* begin *

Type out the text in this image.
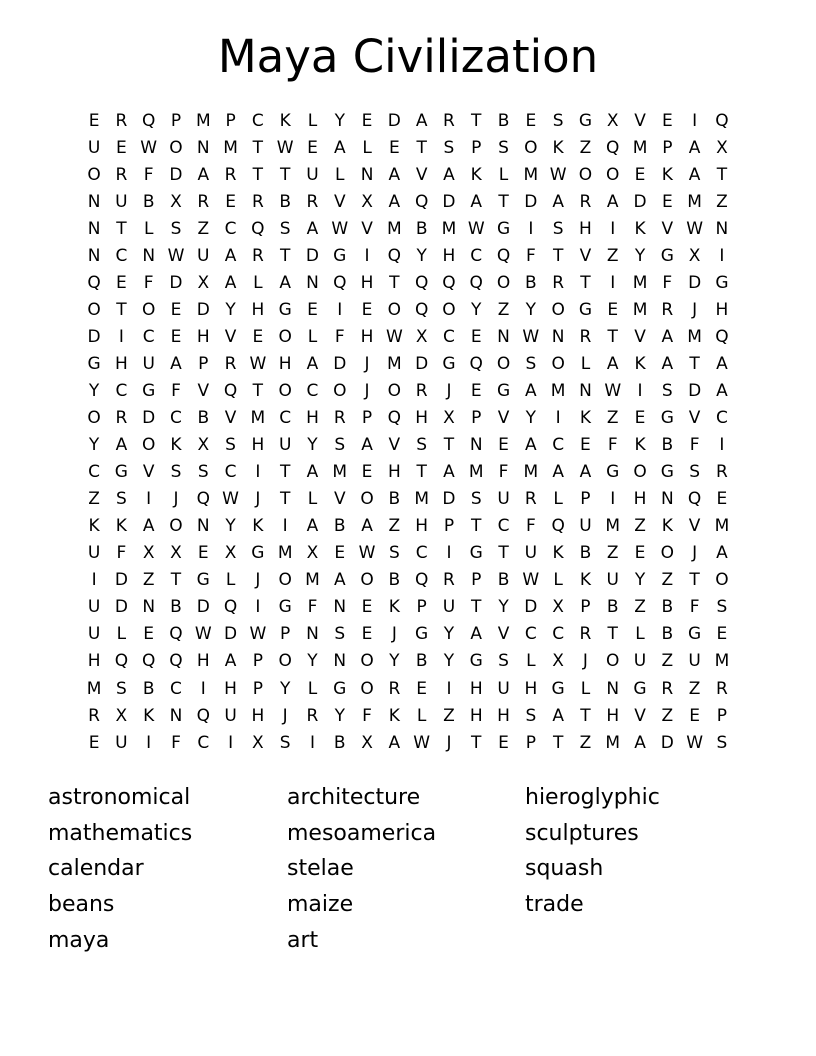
Maya Civilization
E R Q P M P C K L	Y E D A R T B E S G X V E	I	Q
U E W O N M T W E A L	E T S P S O K Z Q M P A X
O R F D A R T T U L N A V A K L M W O O E K A T
N U B X R E R B R V X A Q D A T D A R A D E M Z
N T	L	S Z C Q S A W V M B M W G	I	S H	I	K V W N
N C N W U A R T D G	I	Q Y H C Q F	T V Z Y G X	I
Q E	F D X A L A N Q H T Q Q Q O B R T	I	M F D G
O T O E D Y H G E	I	E O Q O Y Z Y O G E M R	J	H
D	I	C E H V E O L	F H W X C E N W N R T V A M Q
G H U A P R W H A D	J	M D G Q O S O L A K A T A
Y C G F V Q T O C O	J	O R	J	E G A M N W I	S D A
O R D C B V M C H R P Q H X P V Y	I	K Z E G V C
Y A O K X S H U Y S A V S T N E A C E	F K B F	I
C G V S S C	I	T A M E H T A M F M A A G O G S R
Z S	I	J	Q W J	T	L V O B M D S U R L	P	I	H N Q E
K K A O N Y K	I	A B A Z H P T C F Q U M Z K V M
U F X X E X G M X E W S C	I	G T U K B Z E O	J	A
I	D Z T G L	J	O M A O B Q R P B W L K U Y Z T O
U D N B D Q	I	G F N E K P U T Y D X P B Z B F	S
U L	E Q W D W P N S E	J	G Y A V C C R T	L B G E
H Q Q Q H A P O Y N O Y B Y G S	L X	J	O U Z U M
M S B C	I	H P Y	L G O R E	I	H U H G L N G R Z R
R X K N Q U H	J	R Y	F K L Z H H S A T H V Z E P
E U	I	F C	I	X S	I	B X A W J	T E P T Z M A D W S
astronomical
mathematics
calendar
beans
maya
architecture
mesoamerica
stelae
maize
art
hieroglyphic
sculptures
squash
trade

* end *

STATED GOAL. Omitting all images, retype each line of the records precisely.

REPLY.
Type out the text in this image.
Maya Civilization
E R Q P M P C K L	Y E D A R T B E S G X V E	I	Q
U E W O N M T W E A L	E T S P S O K Z Q M P A X
O R F D A R T T U L N A V A K L M W O O E K A T
N U B X R E R B R V X A Q D A T D A R A D E M Z
N T	L	S Z C Q S A W V M B M W G	I	S H	I	K V W N
N C N W U A R T D G	I	Q Y H C Q F	T V Z Y G X	I
Q E	F D X A L A N Q H T Q Q Q O B R T	I	M F D G
O T O E D Y H G E	I	E O Q O Y Z Y O G E M R	J	H
D	I	C E H V E O L	F H W X C E N W N R T V A M Q
G H U A P R W H A D	J	M D G Q O S O L A K A T A
Y C G F V Q T O C O	J	O R	J	E G A M N W I	S D A
O R D C B V M C H R P Q H X P V Y	I	K Z E G V C
Y A O K X S H U Y S A V S T N E A C E	F K B F	I
C G V S S C	I	T A M E H T A M F M A A G O G S R
Z S	I	J	Q W J	T	L V O B M D S U R L	P	I	H N Q E
K K A O N Y K	I	A B A Z H P T C F Q U M Z K V M
U F X X E X G M X E W S C	I	G T U K B Z E O	J	A
I	D Z T G L	J	O M A O B Q R P B W L K U Y Z T O
U D N B D Q	I	G F N E K P U T Y D X P B Z B F	S
U L	E Q W D W P N S E	J	G Y A V C C R T	L B G E
H Q Q Q H A P O Y N O Y B Y G S	L X	J	O U Z U M
M S B C	I	H P Y	L G O R E	I	H U H G L N G R Z R
R X K N Q U H	J	R Y	F K L Z H H S A T H V Z E P
E U	I	F C	I	X S	I	B X A W J	T E P T Z M A D W S
astronomical
mathematics
calendar
beans
maya
architecture
mesoamerica
stelae
maize
art
hieroglyphic
sculptures
squash
trade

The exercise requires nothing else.